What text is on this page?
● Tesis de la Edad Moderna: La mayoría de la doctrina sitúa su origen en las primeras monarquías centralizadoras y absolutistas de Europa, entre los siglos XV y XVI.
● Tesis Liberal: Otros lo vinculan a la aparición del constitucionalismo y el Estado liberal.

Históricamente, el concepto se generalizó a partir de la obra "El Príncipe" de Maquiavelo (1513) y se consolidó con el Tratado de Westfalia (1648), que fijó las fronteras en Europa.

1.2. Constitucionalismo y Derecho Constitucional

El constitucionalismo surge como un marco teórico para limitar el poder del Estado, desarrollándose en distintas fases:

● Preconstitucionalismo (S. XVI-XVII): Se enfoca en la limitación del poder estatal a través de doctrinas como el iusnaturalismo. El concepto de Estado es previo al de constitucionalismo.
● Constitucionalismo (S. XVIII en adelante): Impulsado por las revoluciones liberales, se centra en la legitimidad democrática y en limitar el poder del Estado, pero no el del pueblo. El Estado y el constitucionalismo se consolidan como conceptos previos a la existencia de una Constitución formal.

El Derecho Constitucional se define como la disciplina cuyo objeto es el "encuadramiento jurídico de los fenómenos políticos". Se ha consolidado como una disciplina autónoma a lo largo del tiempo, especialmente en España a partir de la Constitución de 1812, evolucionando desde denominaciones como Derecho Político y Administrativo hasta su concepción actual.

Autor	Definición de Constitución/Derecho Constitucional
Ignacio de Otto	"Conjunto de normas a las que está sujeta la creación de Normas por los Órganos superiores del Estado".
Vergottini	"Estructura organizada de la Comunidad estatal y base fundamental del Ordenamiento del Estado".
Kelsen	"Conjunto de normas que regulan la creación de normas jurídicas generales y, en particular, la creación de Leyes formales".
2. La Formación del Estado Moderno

◇ ◇ ◇ ◇ ◇

## TASK GOAL
Determine how many lines in the data above contain the string "partir". Give nothing except the number.

## TASK ANSWER
2